- **INSTRUCCIONES DE TRABAJO**: ¿En cuántas líneas de los ítems de abajo aparece la cadena "label"? Indica solo el número.

- **MATERIAL**:
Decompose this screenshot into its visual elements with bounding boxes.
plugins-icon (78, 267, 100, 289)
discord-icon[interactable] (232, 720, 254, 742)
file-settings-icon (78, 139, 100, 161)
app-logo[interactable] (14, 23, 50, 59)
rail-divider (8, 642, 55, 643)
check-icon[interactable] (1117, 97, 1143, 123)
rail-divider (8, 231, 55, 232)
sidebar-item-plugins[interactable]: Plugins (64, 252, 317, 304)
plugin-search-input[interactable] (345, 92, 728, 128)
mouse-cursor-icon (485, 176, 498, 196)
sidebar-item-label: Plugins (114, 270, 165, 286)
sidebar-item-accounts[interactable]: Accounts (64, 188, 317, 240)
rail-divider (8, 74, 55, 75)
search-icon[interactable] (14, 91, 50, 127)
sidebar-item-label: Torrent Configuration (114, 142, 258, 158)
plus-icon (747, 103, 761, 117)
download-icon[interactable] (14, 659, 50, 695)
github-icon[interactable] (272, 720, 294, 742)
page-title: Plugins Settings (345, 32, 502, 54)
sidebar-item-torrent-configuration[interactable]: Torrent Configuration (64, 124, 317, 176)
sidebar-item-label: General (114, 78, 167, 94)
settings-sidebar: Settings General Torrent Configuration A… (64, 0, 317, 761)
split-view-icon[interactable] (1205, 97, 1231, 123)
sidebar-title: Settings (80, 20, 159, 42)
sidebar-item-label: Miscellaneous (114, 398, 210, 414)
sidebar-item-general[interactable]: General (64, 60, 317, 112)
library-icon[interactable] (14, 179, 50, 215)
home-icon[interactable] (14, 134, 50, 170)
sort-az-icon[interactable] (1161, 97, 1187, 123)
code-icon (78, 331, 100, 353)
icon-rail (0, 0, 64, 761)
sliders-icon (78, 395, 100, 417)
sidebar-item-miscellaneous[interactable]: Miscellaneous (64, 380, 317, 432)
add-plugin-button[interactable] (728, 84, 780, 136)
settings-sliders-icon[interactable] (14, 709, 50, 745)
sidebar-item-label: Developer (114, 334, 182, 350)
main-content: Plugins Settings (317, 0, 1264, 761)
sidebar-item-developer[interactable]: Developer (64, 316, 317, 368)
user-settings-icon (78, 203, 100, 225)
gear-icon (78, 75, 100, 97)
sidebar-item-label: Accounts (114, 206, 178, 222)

- **RESULTADO DEL EJERCICIO**: 6